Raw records
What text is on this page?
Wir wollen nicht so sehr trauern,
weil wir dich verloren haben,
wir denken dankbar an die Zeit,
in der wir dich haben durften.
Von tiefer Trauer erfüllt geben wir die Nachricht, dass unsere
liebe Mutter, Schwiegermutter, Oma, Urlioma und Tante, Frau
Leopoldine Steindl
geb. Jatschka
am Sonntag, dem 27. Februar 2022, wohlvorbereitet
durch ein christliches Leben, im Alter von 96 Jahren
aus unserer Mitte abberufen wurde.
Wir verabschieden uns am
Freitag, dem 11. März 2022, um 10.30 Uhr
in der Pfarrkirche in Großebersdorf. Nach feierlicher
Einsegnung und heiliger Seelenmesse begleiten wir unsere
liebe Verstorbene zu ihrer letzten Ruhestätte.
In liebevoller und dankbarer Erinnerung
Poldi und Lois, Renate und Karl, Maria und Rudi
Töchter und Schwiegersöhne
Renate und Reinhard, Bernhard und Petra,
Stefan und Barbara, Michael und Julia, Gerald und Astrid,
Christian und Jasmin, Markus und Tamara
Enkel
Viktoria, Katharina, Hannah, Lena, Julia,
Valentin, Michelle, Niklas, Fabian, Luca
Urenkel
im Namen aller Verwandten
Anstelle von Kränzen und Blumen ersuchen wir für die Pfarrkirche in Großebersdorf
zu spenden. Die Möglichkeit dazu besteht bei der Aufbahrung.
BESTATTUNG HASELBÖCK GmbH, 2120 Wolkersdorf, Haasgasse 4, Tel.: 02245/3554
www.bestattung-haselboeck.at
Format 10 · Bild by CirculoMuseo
...
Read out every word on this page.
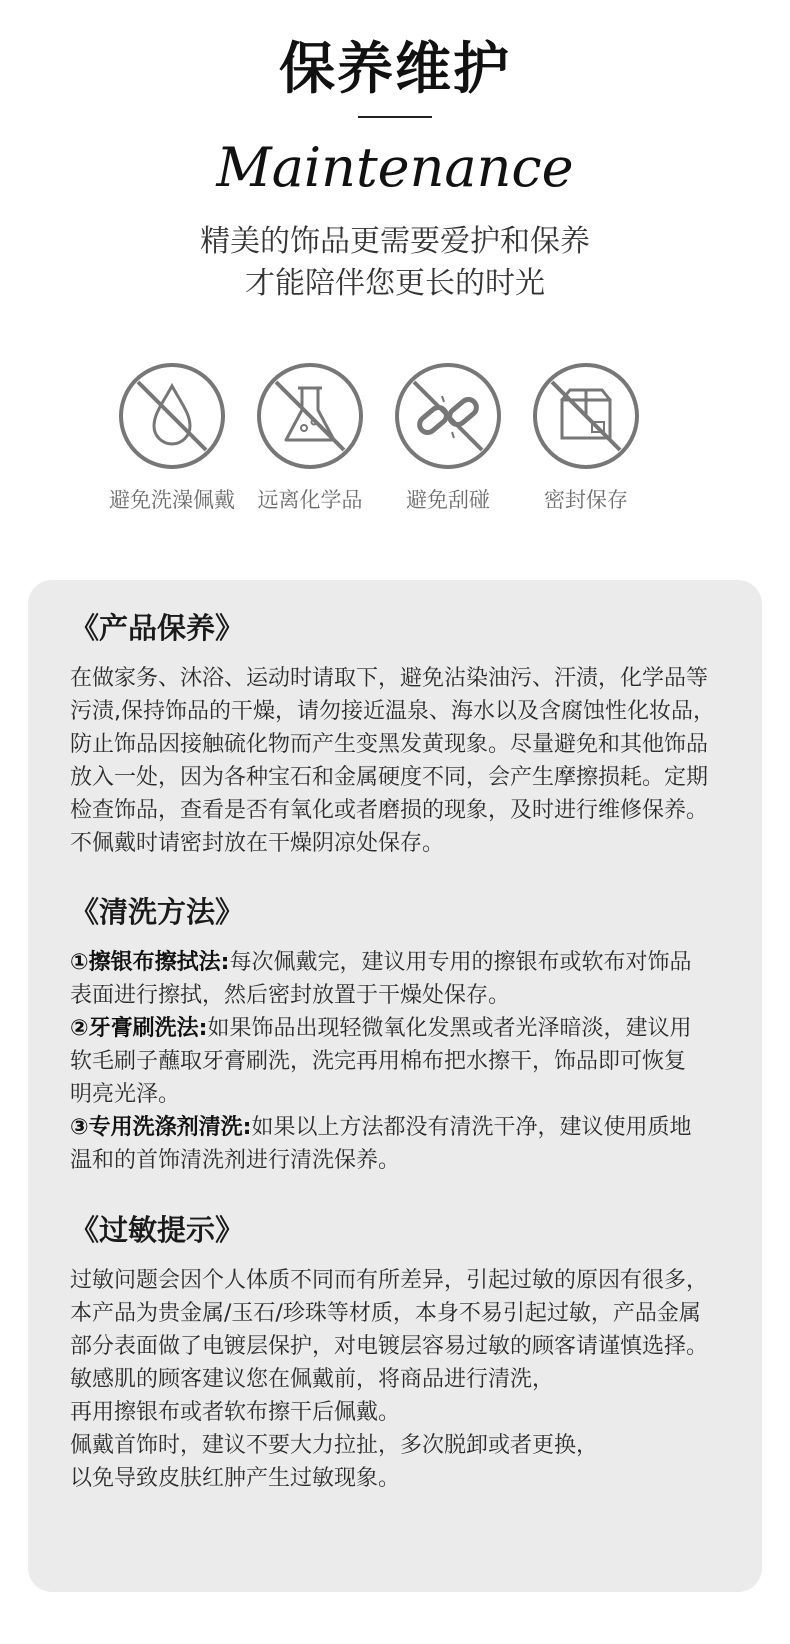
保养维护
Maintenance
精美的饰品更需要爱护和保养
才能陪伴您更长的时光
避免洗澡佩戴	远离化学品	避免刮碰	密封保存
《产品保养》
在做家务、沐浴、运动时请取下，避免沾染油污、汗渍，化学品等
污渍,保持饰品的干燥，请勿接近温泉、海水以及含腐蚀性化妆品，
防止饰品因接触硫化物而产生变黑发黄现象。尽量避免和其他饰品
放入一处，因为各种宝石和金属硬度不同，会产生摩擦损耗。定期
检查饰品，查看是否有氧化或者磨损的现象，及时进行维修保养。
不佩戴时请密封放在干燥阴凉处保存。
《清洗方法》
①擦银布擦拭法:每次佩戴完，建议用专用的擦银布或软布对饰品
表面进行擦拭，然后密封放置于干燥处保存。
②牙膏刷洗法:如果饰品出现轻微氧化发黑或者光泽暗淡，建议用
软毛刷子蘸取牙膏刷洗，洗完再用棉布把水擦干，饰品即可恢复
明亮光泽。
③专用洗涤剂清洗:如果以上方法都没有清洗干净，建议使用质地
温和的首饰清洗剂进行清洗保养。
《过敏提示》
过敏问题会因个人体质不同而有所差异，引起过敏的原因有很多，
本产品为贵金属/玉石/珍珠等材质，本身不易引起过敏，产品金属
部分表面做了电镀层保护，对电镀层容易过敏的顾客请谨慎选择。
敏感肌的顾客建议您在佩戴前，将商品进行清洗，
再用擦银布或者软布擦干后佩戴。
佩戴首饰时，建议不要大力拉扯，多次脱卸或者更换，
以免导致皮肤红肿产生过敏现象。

**EXERCISE DETAILS**:
In the entries above, find every line holding the word "page" and copy it out.

**ANSWER TO THE PROBLEM**:
What text is on this page?
Read out every word on this page.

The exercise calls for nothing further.